▸ WHAT YOU HAVE TO DO
Which lines hold the word "shield"? Copy each one.

▸ GIVEN DATA

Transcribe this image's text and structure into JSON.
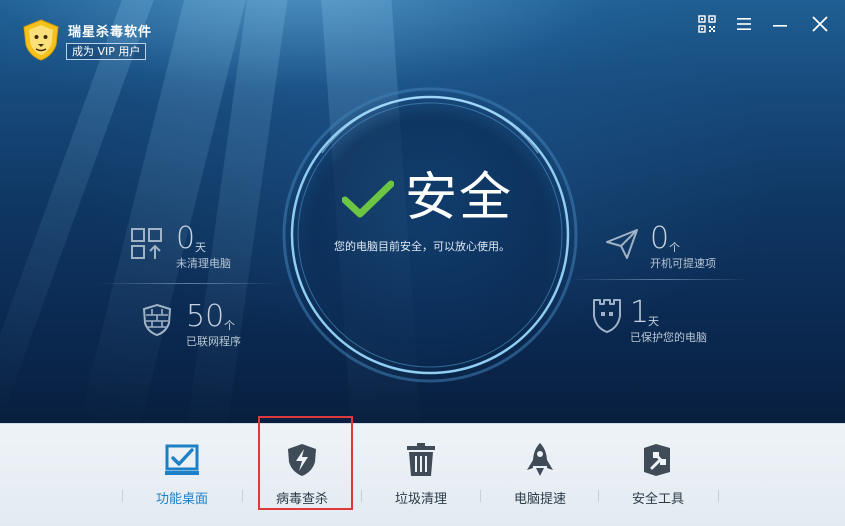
{
  "app": {
    "title": "瑞星杀毒软件",
    "vip_label": "成为 VIP 用户"
  },
  "window_controls": {
    "icons": [
      "qr-code-icon",
      "menu-icon",
      "minimize-icon",
      "close-icon"
    ]
  },
  "status": {
    "title": "安全",
    "description": "您的电脑目前安全，可以放心使用。",
    "check_color": "#6cc644"
  },
  "stats": {
    "uncleaned": {
      "value": "0",
      "unit": "天",
      "label": "未清理电脑",
      "icon": "grid-upload-icon"
    },
    "networked": {
      "value": "50",
      "unit": "个",
      "label": "已联网程序",
      "icon": "firewall-shield-icon"
    },
    "boost": {
      "value": "0",
      "unit": "个",
      "label": "开机可提速项",
      "icon": "paper-plane-icon"
    },
    "protected": {
      "value": "1",
      "unit": "天",
      "label": "已保护您的电脑",
      "icon": "castle-shield-icon"
    }
  },
  "toolbar": {
    "items": [
      {
        "label": "功能桌面",
        "icon": "desktop-check-icon",
        "active": true
      },
      {
        "label": "病毒查杀",
        "icon": "shield-lightning-icon",
        "active": false
      },
      {
        "label": "垃圾清理",
        "icon": "trash-icon",
        "active": false
      },
      {
        "label": "电脑提速",
        "icon": "rocket-icon",
        "active": false
      },
      {
        "label": "安全工具",
        "icon": "toolbox-wrench-icon",
        "active": false
      }
    ]
  },
  "colors": {
    "accent": "#1d7fc5",
    "highlight": "#e0393b",
    "logo": "#f5c21b"
  }
}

▸ COMPLETE OUTPUT
      "icon": "firewall-shield-icon"
      "icon": "castle-shield-icon"
        "icon": "shield-lightning-icon",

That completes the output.